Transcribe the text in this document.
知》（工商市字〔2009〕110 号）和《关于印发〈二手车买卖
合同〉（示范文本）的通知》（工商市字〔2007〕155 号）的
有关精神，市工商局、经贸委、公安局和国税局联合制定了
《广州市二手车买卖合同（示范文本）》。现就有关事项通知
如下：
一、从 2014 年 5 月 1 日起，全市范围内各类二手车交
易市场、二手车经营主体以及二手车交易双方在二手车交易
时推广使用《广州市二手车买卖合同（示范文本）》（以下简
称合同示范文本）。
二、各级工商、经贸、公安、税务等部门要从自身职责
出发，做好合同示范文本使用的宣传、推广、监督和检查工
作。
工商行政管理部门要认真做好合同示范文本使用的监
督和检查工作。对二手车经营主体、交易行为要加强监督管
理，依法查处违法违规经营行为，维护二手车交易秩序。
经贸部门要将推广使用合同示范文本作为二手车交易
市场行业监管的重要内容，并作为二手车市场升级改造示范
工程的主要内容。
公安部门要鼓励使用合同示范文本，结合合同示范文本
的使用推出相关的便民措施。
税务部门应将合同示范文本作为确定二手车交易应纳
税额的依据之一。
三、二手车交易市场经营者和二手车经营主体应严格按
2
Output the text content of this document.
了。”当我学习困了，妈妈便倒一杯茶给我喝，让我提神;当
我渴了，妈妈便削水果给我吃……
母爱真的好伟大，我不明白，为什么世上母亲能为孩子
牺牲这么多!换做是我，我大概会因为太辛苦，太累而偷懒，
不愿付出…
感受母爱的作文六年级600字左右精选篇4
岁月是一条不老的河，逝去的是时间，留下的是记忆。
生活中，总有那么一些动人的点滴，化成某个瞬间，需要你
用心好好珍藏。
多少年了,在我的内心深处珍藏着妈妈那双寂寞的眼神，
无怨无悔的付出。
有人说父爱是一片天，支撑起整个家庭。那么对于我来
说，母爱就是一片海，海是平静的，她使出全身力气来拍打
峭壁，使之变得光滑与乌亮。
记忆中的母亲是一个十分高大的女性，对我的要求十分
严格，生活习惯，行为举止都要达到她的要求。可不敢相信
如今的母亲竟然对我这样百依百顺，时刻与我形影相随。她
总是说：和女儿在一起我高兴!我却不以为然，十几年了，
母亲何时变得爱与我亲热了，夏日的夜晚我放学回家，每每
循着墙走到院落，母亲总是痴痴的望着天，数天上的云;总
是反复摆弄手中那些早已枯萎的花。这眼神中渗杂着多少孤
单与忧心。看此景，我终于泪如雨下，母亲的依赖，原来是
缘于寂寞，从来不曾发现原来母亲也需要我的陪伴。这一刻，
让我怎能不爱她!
□ □ □ □ □ □ □
● WHAT THE EXERCISE ASKS
Copy, from the material, each line that holds the string "工商市字".

● CORRECT RESULT
知》（工商市字〔2009〕110 号）和《关于印发〈二手车买卖
合同〉（示范文本）的通知》（工商市字〔2007〕155 号）的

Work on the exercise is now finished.